- **DATA IN THIS EXERCISE**
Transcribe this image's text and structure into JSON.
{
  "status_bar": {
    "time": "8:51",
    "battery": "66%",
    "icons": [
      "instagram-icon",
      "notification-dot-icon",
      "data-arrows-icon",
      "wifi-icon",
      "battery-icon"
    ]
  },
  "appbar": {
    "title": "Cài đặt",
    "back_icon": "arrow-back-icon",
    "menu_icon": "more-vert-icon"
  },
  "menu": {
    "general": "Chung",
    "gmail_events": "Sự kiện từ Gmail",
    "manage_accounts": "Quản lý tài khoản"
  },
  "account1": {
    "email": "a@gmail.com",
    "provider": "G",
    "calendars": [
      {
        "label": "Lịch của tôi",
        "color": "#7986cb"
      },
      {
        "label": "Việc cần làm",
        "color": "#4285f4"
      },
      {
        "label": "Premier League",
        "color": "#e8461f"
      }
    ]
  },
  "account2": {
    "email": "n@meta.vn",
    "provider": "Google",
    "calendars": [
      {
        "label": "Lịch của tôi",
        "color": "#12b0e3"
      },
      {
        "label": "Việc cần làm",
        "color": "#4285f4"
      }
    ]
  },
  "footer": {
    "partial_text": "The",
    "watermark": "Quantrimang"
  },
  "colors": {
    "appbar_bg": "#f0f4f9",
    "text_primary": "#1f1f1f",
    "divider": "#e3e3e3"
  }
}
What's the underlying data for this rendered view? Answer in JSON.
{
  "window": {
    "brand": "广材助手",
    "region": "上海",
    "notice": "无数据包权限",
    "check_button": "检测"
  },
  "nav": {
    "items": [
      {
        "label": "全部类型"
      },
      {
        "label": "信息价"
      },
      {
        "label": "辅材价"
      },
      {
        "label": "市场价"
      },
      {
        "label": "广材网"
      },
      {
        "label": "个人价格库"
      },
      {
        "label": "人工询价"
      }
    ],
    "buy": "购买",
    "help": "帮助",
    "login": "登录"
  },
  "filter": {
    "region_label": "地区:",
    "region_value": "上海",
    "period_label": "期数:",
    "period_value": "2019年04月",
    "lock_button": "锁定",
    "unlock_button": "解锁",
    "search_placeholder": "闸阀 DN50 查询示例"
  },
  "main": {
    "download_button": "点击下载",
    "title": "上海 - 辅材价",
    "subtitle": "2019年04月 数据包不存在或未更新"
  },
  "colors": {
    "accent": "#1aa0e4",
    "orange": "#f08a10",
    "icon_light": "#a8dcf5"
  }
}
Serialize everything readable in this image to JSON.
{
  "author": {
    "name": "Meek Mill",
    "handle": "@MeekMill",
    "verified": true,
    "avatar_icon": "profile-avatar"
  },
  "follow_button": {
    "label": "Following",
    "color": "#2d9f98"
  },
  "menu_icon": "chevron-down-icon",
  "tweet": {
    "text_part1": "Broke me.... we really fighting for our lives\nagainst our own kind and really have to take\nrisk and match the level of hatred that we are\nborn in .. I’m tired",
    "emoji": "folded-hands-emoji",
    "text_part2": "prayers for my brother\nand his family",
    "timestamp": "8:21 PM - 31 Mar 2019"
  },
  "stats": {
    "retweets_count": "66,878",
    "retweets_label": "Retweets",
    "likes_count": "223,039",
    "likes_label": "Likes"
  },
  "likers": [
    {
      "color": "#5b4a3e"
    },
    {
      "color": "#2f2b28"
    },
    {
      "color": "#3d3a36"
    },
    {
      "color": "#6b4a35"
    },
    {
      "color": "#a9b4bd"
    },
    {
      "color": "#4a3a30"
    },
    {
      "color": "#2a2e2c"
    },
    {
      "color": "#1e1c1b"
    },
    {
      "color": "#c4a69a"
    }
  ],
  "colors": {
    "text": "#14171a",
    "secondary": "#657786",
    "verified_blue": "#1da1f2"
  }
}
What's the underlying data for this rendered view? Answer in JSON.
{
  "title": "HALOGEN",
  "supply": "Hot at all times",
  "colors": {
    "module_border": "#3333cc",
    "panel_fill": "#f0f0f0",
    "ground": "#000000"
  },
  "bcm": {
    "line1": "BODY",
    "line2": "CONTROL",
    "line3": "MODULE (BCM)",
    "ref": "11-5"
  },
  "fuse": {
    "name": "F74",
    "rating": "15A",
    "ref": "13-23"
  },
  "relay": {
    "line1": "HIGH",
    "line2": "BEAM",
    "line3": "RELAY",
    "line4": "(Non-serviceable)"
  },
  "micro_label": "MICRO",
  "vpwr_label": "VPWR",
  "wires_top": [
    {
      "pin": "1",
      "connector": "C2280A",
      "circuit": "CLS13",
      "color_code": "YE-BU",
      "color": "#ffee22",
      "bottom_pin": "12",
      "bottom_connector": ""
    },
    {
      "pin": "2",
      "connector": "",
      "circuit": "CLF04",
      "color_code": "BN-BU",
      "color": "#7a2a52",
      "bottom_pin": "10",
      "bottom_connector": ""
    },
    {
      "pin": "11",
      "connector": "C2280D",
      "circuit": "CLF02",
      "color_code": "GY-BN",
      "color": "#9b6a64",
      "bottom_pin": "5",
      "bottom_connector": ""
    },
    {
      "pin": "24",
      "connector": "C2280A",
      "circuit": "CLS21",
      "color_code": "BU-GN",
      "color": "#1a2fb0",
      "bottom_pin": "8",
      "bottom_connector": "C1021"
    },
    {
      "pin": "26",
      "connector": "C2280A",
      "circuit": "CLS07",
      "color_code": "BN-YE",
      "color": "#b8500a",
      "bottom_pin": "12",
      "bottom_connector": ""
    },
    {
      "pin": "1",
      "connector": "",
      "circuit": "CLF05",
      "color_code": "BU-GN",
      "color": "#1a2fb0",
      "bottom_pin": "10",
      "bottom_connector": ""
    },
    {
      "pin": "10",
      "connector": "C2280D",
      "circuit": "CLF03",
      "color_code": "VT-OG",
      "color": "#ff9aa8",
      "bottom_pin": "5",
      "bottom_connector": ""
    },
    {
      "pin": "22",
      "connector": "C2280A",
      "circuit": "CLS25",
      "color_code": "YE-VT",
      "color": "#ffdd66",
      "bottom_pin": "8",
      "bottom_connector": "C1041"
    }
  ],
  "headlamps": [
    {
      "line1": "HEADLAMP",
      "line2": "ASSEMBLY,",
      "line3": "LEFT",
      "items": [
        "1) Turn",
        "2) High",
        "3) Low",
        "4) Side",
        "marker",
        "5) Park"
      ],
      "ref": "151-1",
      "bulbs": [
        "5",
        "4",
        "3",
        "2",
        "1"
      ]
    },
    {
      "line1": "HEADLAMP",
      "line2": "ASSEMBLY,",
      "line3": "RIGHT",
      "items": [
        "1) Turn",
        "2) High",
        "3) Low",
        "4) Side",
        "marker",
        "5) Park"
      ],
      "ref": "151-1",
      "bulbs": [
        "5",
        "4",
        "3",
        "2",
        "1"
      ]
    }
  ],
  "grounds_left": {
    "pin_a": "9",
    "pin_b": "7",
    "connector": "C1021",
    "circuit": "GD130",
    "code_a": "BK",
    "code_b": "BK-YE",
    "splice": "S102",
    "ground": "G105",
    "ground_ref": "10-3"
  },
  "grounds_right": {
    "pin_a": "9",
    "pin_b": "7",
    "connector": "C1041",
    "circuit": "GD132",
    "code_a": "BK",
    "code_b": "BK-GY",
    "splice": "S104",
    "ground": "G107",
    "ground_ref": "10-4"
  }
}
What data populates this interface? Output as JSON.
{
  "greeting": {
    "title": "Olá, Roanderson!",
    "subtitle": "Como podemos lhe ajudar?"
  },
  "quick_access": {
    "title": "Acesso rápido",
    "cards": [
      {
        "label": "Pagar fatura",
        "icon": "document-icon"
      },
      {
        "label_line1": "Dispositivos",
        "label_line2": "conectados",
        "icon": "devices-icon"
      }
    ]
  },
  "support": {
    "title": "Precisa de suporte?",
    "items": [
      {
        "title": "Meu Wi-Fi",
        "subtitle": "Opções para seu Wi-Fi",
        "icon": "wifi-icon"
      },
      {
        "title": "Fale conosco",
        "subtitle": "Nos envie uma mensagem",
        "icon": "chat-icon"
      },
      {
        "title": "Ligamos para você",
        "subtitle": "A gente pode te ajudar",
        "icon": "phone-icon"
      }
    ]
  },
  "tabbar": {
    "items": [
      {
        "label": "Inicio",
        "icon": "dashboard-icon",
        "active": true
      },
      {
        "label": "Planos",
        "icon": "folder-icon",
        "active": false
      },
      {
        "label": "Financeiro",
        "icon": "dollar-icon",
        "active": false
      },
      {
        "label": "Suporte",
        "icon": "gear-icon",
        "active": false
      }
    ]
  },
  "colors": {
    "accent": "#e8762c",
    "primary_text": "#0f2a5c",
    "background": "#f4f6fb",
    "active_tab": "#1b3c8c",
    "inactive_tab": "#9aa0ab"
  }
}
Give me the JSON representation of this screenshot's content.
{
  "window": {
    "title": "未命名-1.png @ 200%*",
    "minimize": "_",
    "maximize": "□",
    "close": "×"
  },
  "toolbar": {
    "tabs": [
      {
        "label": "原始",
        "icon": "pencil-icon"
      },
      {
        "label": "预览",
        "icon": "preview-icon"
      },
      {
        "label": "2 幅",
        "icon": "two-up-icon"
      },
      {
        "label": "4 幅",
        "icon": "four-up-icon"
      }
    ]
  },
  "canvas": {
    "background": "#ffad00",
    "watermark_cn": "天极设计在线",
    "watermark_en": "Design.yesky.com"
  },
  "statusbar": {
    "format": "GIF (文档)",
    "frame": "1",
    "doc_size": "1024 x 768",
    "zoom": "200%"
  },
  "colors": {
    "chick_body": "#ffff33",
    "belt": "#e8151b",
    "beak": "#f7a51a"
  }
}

- **GIVEN REQUEST**
From the line that contains "Give me the" to the last line of the material above, repeat every line exactly, keeping both the first and the last.

- **REPLY TO THE TASK**
Give me the JSON representation of this screenshot's content.
{
  "window": {
    "title": "未命名-1.png @ 200%*",
    "minimize": "_",
    "maximize": "□",
    "close": "×"
  },
  "toolbar": {
    "tabs": [
      {
        "label": "原始",
        "icon": "pencil-icon"
      },
      {
        "label": "预览",
        "icon": "preview-icon"
      },
      {
        "label": "2 幅",
        "icon": "two-up-icon"
      },
      {
        "label": "4 幅",
        "icon": "four-up-icon"
      }
    ]
  },
  "canvas": {
    "background": "#ffad00",
    "watermark_cn": "天极设计在线",
    "watermark_en": "Design.yesky.com"
  },
  "statusbar": {
    "format": "GIF (文档)",
    "frame": "1",
    "doc_size": "1024 x 768",
    "zoom": "200%"
  },
  "colors": {
    "chick_body": "#ffff33",
    "belt": "#e8151b",
    "beak": "#f7a51a"
  }
}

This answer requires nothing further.